> Stated task:
Below are records. Copy every line with "JSON" in it.

> Given information:
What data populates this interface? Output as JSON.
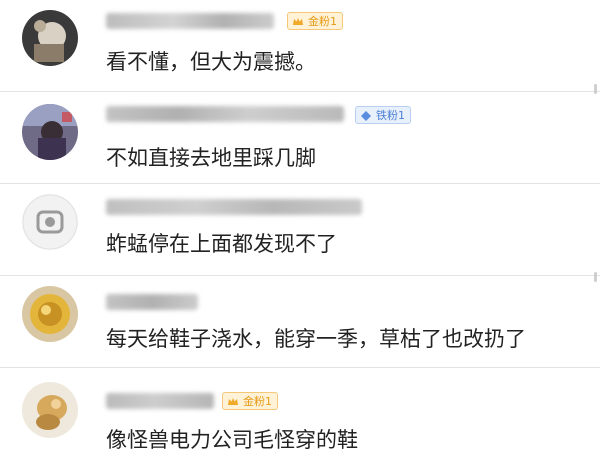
{
  "comments": [
    {
      "username": "哈哈儿田园欢迎了",
      "badge": {
        "label": "金粉1",
        "type": "gold",
        "icon": "crown-icon"
      },
      "text": "看不懂，但大为震撼。"
    },
    {
      "username": "理想沙滩铺满大面的禁言宝",
      "badge": {
        "label": "铁粉1",
        "type": "iron",
        "icon": "diamond-icon"
      },
      "text": "不如直接去地里踩几脚"
    },
    {
      "username": "周小脑在 5 宝 4 北之 5 间台",
      "badge": null,
      "text": "蚱蜢停在上面都发现不了"
    },
    {
      "username": "五大大11",
      "badge": null,
      "text": "每天给鞋子浇水，能穿一季，草枯了也改扔了"
    },
    {
      "username": "伴马獭A66",
      "badge": {
        "label": "金粉1",
        "type": "gold",
        "icon": "crown-icon"
      },
      "text": "像怪兽电力公司毛怪穿的鞋"
    }
  ],
  "colors": {
    "gold_badge": "#e69a17",
    "iron_badge": "#4b7fd3",
    "text": "#222222",
    "divider": "#e3e3e3"
  }
}
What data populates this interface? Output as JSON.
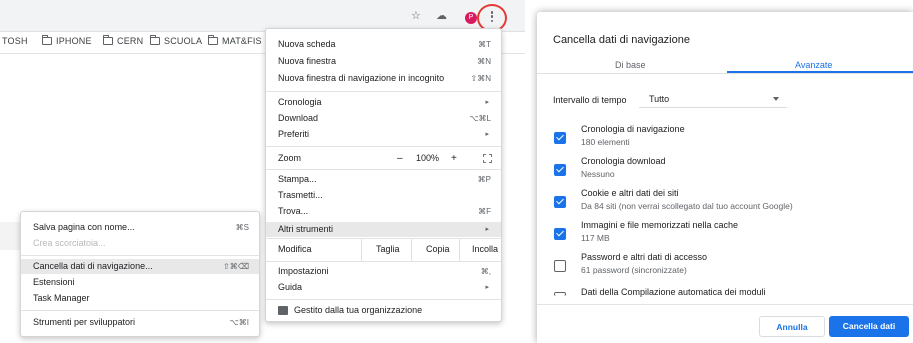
{
  "browser": {
    "avatar_letter": "P",
    "bookmarks": [
      "TOSH",
      "IPHONE",
      "CERN",
      "SCUOLA",
      "MAT&FIS"
    ],
    "toolbar_icons": [
      "star-icon",
      "extension-icon",
      "avatar",
      "more-vert-icon"
    ],
    "highlight_color": "#e53935"
  },
  "main_menu": {
    "new_tab": "Nuova scheda",
    "new_tab_sc": "⌘T",
    "new_window": "Nuova finestra",
    "new_window_sc": "⌘N",
    "incognito": "Nuova finestra di navigazione in incognito",
    "incognito_sc": "⇧⌘N",
    "history": "Cronologia",
    "downloads": "Download",
    "downloads_sc": "⌥⌘L",
    "bookmarks": "Preferiti",
    "zoom": "Zoom",
    "zoom_minus": "–",
    "zoom_value": "100%",
    "zoom_plus": "+",
    "print": "Stampa...",
    "print_sc": "⌘P",
    "cast": "Trasmetti...",
    "find": "Trova...",
    "find_sc": "⌘F",
    "more_tools": "Altri strumenti",
    "edit": "Modifica",
    "cut": "Taglia",
    "copy": "Copia",
    "paste": "Incolla",
    "settings": "Impostazioni",
    "settings_sc": "⌘,",
    "help": "Guida",
    "managed": "Gestito dalla tua organizzazione"
  },
  "sub_menu": {
    "save_page": "Salva pagina con nome...",
    "save_page_sc": "⌘S",
    "create_shortcut": "Crea scorciatoia...",
    "clear_data": "Cancella dati di navigazione...",
    "clear_data_sc": "⇧⌘⌫",
    "extensions": "Estensioni",
    "task_manager": "Task Manager",
    "dev_tools": "Strumenti per sviluppatori",
    "dev_tools_sc": "⌥⌘I"
  },
  "dialog": {
    "title": "Cancella dati di navigazione",
    "tab_basic": "Di base",
    "tab_advanced": "Avanzate",
    "time_range_label": "Intervallo di tempo",
    "time_range_value": "Tutto",
    "options": [
      {
        "title": "Cronologia di navigazione",
        "sub": "180 elementi",
        "checked": true
      },
      {
        "title": "Cronologia download",
        "sub": "Nessuno",
        "checked": true
      },
      {
        "title": "Cookie e altri dati dei siti",
        "sub": "Da 84 siti (non verrai scollegato dal tuo account Google)",
        "checked": true
      },
      {
        "title": "Immagini e file memorizzati nella cache",
        "sub": "117 MB",
        "checked": true
      },
      {
        "title": "Password e altri dati di accesso",
        "sub": "61 password (sincronizzate)",
        "checked": false
      },
      {
        "title": "Dati della Compilazione automatica dei moduli",
        "sub": "",
        "checked": false
      }
    ],
    "cancel_label": "Annulla",
    "confirm_label": "Cancella dati",
    "accent_color": "#1a73e8"
  }
}
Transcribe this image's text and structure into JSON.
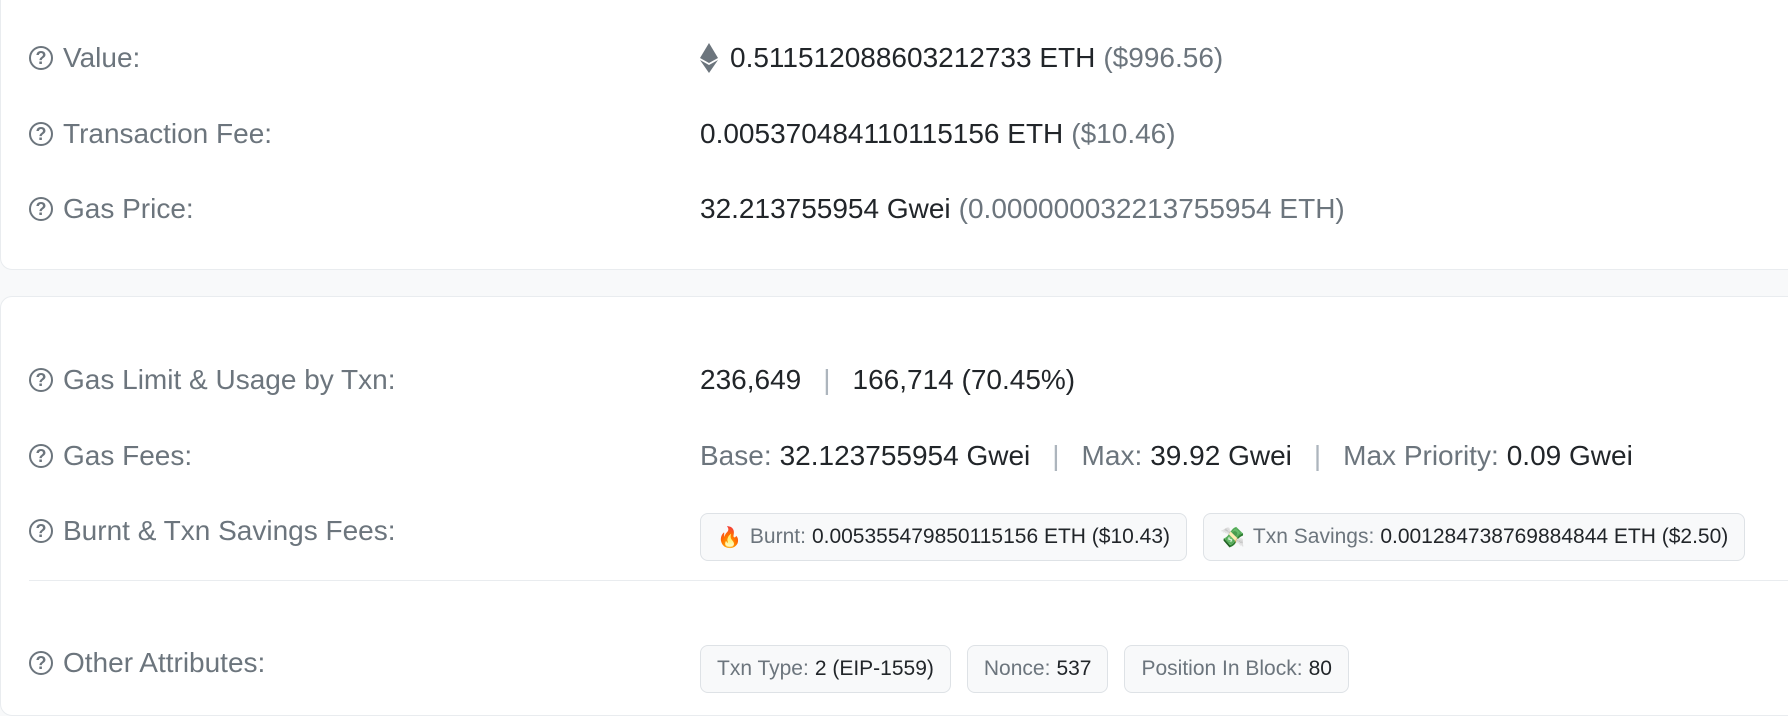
{
  "summary": {
    "value": {
      "label": "Value:",
      "amount": "0.511512088603212733 ETH",
      "usd": "($996.56)"
    },
    "transaction_fee": {
      "label": "Transaction Fee:",
      "amount": "0.005370484110115156 ETH",
      "usd": "($10.46)"
    },
    "gas_price": {
      "label": "Gas Price:",
      "amount": "32.213755954 Gwei",
      "eth": "(0.000000032213755954 ETH)"
    }
  },
  "details": {
    "gas_limit": {
      "label": "Gas Limit & Usage by Txn:",
      "limit": "236,649",
      "separator": "|",
      "usage": "166,714 (70.45%)"
    },
    "gas_fees": {
      "label": "Gas Fees:",
      "base_key": "Base:",
      "base_value": "32.123755954 Gwei",
      "max_key": "Max:",
      "max_value": "39.92 Gwei",
      "priority_key": "Max Priority:",
      "priority_value": "0.09 Gwei",
      "separator": "|"
    },
    "burnt_savings": {
      "label": "Burnt & Txn Savings Fees:",
      "burnt_emoji": "🔥",
      "burnt_key": "Burnt:",
      "burnt_value": "0.005355479850115156 ETH ($10.43)",
      "savings_emoji": "💸",
      "savings_key": "Txn Savings:",
      "savings_value": "0.001284738769884844 ETH ($2.50)"
    },
    "other_attributes": {
      "label": "Other Attributes:",
      "txn_type_key": "Txn Type:",
      "txn_type_value": "2 (EIP-1559)",
      "nonce_key": "Nonce:",
      "nonce_value": "537",
      "position_key": "Position In Block:",
      "position_value": "80"
    }
  },
  "icons": {
    "help": "question-circle-icon",
    "eth": "ethereum-icon"
  },
  "colors": {
    "label": "#6c757d",
    "value": "#212529",
    "chip_border": "#dee2e6",
    "chip_bg": "#f8f9fa"
  }
}
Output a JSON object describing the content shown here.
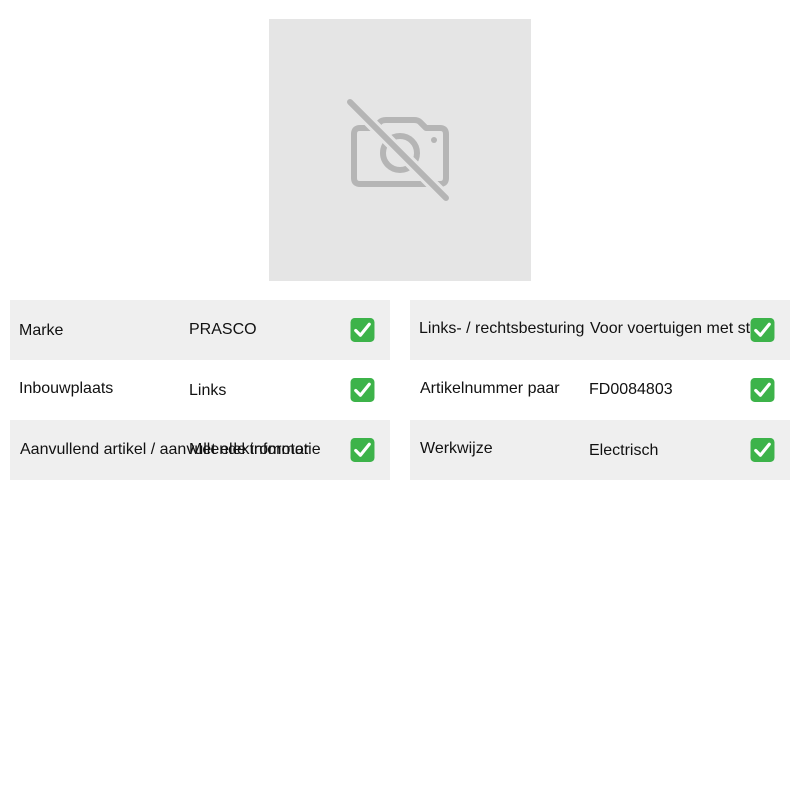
{
  "product_image": {
    "icon": "no-photo-icon",
    "background_color": "#e5e5e5",
    "icon_color": "#b5b5b5"
  },
  "specs_left": [
    {
      "label": "Marke",
      "value": "PRASCO",
      "status_icon": "check-icon"
    },
    {
      "label": "Inbouwplaats",
      "value": "Links",
      "status_icon": "check-icon"
    },
    {
      "label": "Aanvullend artikel / aanvullende informatie",
      "value": "Met elektromotor",
      "status_icon": "check-icon"
    }
  ],
  "specs_right": [
    {
      "label": "Links- / rechtsbesturing",
      "value": "Voor voertuigen met stuur",
      "status_icon": "check-icon"
    },
    {
      "label": "Artikelnummer paar",
      "value": "FD0084803",
      "status_icon": "check-icon"
    },
    {
      "label": "Werkwijze",
      "value": "Electrisch",
      "status_icon": "check-icon"
    }
  ],
  "colors": {
    "row_shaded": "#efefef",
    "check_green": "#3db34a"
  }
}
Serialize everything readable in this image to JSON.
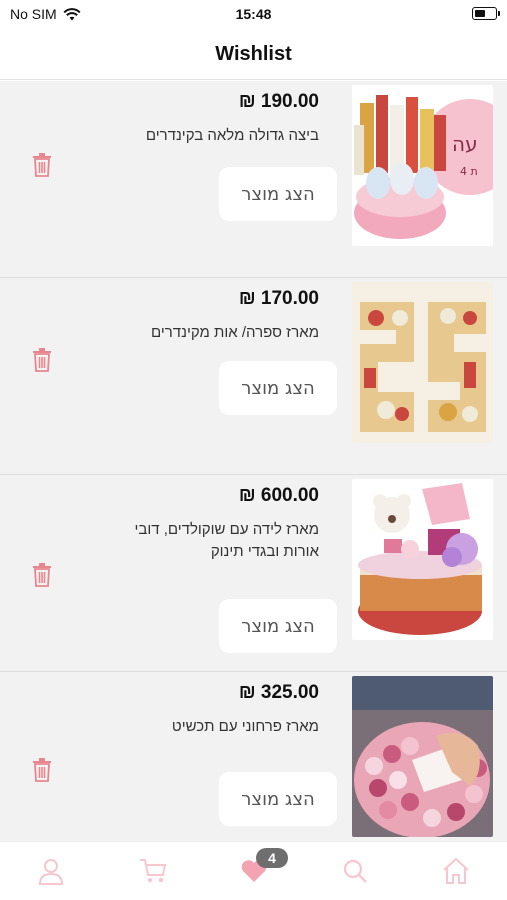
{
  "status_bar": {
    "carrier": "No SIM",
    "time": "15:48"
  },
  "header": {
    "title": "Wishlist"
  },
  "wishlist": {
    "items": [
      {
        "price": "₪ 190.00",
        "name": "ביצה גדולה מלאה בקינדרים",
        "view_label": "הצג מוצר"
      },
      {
        "price": "₪ 170.00",
        "name": "מארז ספרה/ אות מקינדרים",
        "view_label": "הצג מוצר"
      },
      {
        "price": "₪ 600.00",
        "name": "מארז לידה עם שוקולדים, דובי אורות ובגדי תינוק",
        "view_label": "הצג מוצר"
      },
      {
        "price": "₪ 325.00",
        "name": "מארז פרחוני עם תכשיט",
        "view_label": "הצג מוצר"
      }
    ]
  },
  "tab_bar": {
    "wishlist_count": "4",
    "icons": [
      "user-icon",
      "cart-icon",
      "heart-icon",
      "search-icon",
      "home-icon"
    ],
    "active_color": "#f3a3b1",
    "inactive_color": "#f7c7cf"
  },
  "colors": {
    "trash": "#e8868f",
    "list_bg": "#f2f2f2"
  }
}
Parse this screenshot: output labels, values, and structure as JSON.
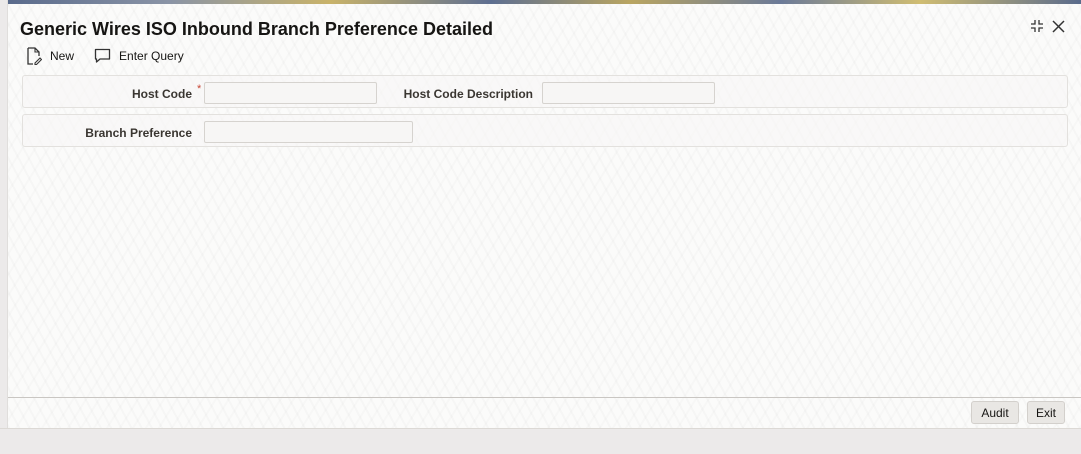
{
  "window": {
    "title": "Generic Wires ISO Inbound Branch Preference Detailed",
    "controls": {
      "restore_glyph": "⤡",
      "close_glyph": "✕"
    }
  },
  "toolbar": {
    "new_label": "New",
    "enter_query_label": "Enter Query"
  },
  "form": {
    "host_code": {
      "label": "Host Code",
      "required_mark": "*",
      "value": ""
    },
    "host_code_description": {
      "label": "Host Code Description",
      "value": ""
    },
    "branch_preference": {
      "label": "Branch Preference",
      "value": ""
    }
  },
  "footer": {
    "audit_label": "Audit",
    "exit_label": "Exit"
  },
  "colors": {
    "required": "#c74634",
    "text": "#161513"
  }
}
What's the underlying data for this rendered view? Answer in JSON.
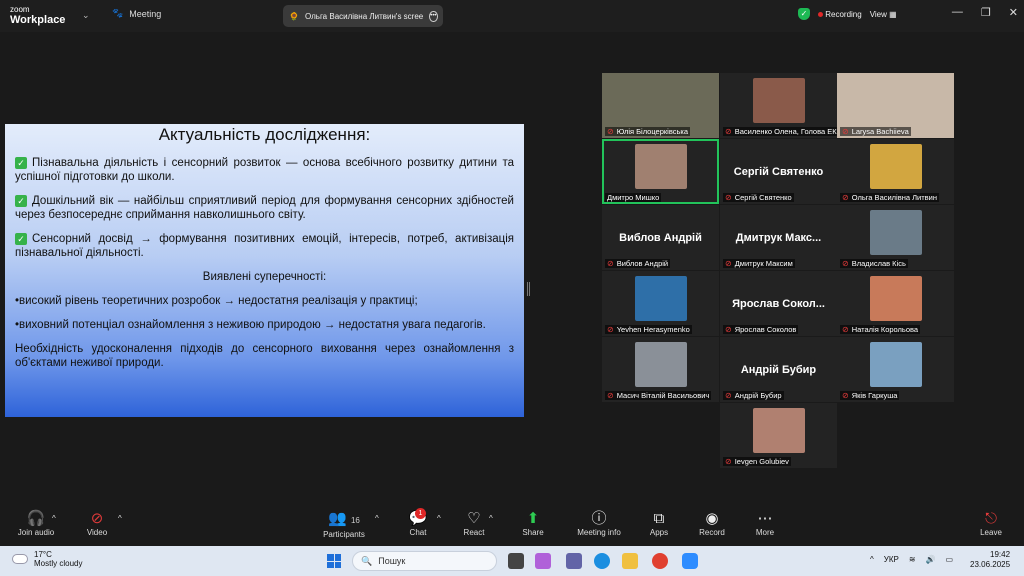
{
  "app": {
    "logo_small": "zoom",
    "logo_big": "Workplace",
    "meeting_label": "Meeting"
  },
  "share_tab": {
    "title": "Ольга Василівна Литвин's scree"
  },
  "status": {
    "recording": "Recording",
    "view": "View"
  },
  "slide": {
    "title": "Актуальність дослідження:",
    "points": [
      "Пізнавальна діяльність і сенсорний розвиток — основа всебічного розвитку дитини та успішної підготовки до школи.",
      "Дошкільний вік — найбільш сприятливий період для формування сенсорних здібностей через безпосереднє сприймання навколишнього світу.",
      "Сенсорний досвід → формування позитивних емоцій, інтересів, потреб, активізація пізнавальної діяльності."
    ],
    "contradictions_title": "Виявлені суперечності:",
    "contradictions": [
      "•високий рівень теоретичних розробок → недостатня реалізація у практиці;",
      "•виховний потенціал ознайомлення з неживою природою → недостатня увага педагогів."
    ],
    "conclusion": "Необхідність удосконалення підходів до сенсорного виховання через ознайомлення з об'єктами неживої природи."
  },
  "participants": [
    {
      "name": "Юлія Білоцерківська",
      "big": "",
      "color": "#6b6a58"
    },
    {
      "name": "Василенко Олена, Голова ЕК",
      "big": "",
      "color": "#8a5a4a"
    },
    {
      "name": "Larysa Bachiieva",
      "big": "",
      "color": "#c8b8a8"
    },
    {
      "name": "Дмитро Мишко",
      "big": "",
      "color": "#a08070"
    },
    {
      "name": "Сергій Святенко",
      "big": "Сергій Святенко",
      "color": ""
    },
    {
      "name": "Ольга Василівна Литвин",
      "big": "",
      "color": "#d2a640"
    },
    {
      "name": "Виблов Андрій",
      "big": "Виблов Андрій",
      "color": ""
    },
    {
      "name": "Дмитрук Максим",
      "big": "Дмитрук Макс...",
      "color": ""
    },
    {
      "name": "Владислав Кісь",
      "big": "",
      "color": "#6a7b88"
    },
    {
      "name": "Yevhen Herasymenko",
      "big": "",
      "color": "#2e6fa8"
    },
    {
      "name": "Ярослав Соколов",
      "big": "Ярослав Сокол...",
      "color": ""
    },
    {
      "name": "Наталія Корольова",
      "big": "",
      "color": "#c87a5a"
    },
    {
      "name": "Масич Віталій Васильович",
      "big": "",
      "color": "#8a9098"
    },
    {
      "name": "Андрій Бубир",
      "big": "Андрій Бубир",
      "color": ""
    },
    {
      "name": "Яків Гаркуша",
      "big": "",
      "color": "#7aa0c0"
    },
    {
      "name": "Ievgen Golubiev",
      "big": "",
      "color": "#b08070"
    }
  ],
  "toolbar": {
    "join_audio": "Join audio",
    "video": "Video",
    "participants": "Participants",
    "participants_count": "16",
    "chat": "Chat",
    "chat_badge": "1",
    "react": "React",
    "share": "Share",
    "meeting_info": "Meeting info",
    "apps": "Apps",
    "record": "Record",
    "more": "More",
    "leave": "Leave"
  },
  "taskbar": {
    "temp": "17°C",
    "weather": "Mostly cloudy",
    "search_placeholder": "Пошук",
    "lang": "УКР",
    "time": "19:42",
    "date": "23.06.2025"
  }
}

> Answer to this exercise:
What data populates this interface? Output as JSON.
What data populates this interface? Output as JSON.
Transcribe this image's text and structure into JSON.
Output a JSON object describing the content shown here.
Serialize everything readable in this image to JSON.
Parse this screenshot: output labels, values, and structure as JSON.
What's the underlying data for this rendered view? Answer in JSON.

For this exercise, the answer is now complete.